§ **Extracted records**
# # # # # # #
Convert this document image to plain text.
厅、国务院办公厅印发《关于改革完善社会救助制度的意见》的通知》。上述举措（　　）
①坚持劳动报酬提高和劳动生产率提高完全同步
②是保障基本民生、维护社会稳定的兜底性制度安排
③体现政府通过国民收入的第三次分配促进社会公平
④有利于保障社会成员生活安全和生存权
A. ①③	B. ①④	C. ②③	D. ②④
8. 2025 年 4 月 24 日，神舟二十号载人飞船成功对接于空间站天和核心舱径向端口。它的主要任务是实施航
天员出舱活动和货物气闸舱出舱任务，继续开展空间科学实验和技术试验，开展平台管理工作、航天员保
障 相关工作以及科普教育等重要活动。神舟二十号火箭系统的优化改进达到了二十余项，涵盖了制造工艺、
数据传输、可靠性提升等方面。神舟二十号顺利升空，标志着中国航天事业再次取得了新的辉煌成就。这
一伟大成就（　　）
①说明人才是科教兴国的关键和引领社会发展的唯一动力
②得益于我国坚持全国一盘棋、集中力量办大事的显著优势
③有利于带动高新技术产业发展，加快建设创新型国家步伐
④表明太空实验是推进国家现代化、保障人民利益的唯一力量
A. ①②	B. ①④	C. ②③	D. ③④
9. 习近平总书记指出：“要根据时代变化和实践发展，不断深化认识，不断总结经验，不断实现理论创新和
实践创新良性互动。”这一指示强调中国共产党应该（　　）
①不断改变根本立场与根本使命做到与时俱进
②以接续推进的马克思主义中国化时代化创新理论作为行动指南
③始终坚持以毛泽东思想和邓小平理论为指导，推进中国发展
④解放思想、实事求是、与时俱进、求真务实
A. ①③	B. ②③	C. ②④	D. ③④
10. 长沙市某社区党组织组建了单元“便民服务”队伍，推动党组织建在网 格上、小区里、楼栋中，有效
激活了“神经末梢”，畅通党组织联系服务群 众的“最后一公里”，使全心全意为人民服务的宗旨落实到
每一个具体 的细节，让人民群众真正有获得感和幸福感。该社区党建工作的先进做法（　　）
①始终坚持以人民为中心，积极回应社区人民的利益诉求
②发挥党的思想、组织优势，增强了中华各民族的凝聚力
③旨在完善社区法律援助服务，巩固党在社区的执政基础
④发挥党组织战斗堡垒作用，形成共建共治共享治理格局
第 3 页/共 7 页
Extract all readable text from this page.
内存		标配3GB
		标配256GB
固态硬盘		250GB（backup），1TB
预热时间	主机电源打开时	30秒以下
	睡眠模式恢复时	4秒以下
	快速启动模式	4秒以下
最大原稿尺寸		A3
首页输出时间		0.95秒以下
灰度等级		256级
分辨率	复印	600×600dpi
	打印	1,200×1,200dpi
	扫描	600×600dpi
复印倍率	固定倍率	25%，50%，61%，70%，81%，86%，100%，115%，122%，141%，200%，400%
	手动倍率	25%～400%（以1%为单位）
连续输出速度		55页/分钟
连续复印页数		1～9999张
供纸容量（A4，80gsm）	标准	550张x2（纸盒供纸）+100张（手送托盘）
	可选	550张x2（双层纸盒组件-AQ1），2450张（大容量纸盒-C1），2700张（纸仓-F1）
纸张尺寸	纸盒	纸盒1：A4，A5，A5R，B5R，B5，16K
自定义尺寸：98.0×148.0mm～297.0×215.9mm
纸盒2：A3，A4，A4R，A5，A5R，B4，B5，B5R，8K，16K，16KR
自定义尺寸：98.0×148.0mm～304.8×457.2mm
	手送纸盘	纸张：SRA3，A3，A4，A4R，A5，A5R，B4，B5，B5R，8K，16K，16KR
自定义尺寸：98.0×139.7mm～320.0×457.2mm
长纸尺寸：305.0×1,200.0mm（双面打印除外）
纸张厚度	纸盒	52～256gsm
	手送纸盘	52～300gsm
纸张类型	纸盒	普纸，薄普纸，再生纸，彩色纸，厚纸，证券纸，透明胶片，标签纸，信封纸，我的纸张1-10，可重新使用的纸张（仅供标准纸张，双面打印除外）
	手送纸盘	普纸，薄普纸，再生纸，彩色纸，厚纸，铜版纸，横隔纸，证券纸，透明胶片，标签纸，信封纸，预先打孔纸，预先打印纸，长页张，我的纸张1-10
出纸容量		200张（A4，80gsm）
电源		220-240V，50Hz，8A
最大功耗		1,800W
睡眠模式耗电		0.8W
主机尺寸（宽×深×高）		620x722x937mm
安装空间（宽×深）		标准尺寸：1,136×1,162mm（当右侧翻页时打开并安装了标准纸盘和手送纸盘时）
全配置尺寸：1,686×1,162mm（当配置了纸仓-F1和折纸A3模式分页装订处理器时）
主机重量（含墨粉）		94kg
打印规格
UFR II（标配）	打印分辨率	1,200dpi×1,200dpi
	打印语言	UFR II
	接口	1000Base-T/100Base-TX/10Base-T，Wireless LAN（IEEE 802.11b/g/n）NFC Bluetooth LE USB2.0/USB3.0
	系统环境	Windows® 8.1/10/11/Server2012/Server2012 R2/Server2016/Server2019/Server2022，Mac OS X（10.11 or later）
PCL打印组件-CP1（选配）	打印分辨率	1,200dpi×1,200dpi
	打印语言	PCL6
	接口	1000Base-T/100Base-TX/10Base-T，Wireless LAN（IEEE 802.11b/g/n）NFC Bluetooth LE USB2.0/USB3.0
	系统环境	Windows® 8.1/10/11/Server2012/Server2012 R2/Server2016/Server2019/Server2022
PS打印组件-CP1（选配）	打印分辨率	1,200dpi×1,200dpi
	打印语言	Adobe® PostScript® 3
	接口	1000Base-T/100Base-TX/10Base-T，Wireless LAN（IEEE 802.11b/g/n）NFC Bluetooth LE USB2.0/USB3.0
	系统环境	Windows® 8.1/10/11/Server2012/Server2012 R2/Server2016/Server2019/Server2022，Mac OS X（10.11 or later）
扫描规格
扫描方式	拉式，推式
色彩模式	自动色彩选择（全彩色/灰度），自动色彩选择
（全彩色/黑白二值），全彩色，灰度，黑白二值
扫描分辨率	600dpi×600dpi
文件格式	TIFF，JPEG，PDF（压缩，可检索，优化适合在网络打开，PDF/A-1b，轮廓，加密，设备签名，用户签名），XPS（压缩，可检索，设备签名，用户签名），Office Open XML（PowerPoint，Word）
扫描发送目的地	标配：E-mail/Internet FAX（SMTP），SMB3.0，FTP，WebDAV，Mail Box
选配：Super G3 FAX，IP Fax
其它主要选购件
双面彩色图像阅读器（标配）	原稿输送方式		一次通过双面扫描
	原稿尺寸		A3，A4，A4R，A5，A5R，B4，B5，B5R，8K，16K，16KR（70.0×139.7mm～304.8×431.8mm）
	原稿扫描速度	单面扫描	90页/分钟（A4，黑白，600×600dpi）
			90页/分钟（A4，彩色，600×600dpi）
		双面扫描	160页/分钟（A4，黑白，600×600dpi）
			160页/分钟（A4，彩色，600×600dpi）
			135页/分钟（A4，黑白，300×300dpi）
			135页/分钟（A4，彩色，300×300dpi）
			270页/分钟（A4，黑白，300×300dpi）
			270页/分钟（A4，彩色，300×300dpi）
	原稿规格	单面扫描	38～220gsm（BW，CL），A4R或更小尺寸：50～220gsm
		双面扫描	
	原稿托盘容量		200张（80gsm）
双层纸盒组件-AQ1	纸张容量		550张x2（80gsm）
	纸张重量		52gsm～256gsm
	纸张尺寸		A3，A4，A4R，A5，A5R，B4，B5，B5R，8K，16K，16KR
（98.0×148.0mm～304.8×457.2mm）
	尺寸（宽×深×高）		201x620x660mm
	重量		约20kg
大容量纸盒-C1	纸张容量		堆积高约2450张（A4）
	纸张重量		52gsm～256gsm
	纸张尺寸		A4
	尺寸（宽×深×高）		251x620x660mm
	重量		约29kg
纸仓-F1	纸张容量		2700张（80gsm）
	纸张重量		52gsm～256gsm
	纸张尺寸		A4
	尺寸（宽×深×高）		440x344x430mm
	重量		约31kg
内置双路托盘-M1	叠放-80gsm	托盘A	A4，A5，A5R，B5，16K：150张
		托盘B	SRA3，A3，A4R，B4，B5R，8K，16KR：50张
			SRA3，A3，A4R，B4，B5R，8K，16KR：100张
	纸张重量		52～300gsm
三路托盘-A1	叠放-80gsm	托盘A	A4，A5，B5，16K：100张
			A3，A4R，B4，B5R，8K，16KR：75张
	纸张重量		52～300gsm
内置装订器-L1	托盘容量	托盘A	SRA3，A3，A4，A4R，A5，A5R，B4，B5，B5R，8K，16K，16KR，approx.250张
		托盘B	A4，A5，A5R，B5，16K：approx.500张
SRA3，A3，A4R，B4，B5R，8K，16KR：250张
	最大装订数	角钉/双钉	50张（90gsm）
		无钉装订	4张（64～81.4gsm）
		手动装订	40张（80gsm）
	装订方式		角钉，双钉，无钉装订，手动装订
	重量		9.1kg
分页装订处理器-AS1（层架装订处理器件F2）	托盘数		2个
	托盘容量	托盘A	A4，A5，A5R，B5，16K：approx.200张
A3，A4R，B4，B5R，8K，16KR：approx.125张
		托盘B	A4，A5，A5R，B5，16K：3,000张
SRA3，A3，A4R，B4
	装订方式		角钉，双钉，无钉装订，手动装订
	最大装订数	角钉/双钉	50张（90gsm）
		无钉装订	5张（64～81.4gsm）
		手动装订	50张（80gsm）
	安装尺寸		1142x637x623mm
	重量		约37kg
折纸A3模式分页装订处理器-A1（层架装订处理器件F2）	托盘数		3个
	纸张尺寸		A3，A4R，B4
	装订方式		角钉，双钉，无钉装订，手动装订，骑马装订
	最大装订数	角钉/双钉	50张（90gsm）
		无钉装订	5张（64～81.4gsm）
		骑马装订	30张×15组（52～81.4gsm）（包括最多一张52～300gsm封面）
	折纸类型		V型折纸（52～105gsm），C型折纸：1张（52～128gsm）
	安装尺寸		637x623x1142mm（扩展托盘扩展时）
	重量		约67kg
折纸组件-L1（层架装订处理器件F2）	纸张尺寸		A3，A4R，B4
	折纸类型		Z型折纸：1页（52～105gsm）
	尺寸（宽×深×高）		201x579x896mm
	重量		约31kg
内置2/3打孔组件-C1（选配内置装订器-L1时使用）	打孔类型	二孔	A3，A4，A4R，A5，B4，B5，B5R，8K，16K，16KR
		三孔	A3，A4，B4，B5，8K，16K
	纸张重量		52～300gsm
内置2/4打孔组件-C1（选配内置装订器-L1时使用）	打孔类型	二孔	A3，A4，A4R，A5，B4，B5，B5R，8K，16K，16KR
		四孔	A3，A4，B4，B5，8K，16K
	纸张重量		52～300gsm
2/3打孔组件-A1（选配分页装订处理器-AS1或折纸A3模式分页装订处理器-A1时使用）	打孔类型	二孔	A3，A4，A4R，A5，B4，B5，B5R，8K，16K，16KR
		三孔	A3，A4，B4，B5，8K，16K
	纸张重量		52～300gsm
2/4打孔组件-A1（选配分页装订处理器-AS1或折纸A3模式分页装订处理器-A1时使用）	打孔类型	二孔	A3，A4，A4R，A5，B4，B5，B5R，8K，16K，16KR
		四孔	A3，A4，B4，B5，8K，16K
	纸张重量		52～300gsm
# # # # # # #
§ **Directions**
Extract from the material all lines containing the string "打印语言".

§ **The output**
	打印语言	UFR II
	打印语言	PCL6
	打印语言	Adobe® PostScript® 3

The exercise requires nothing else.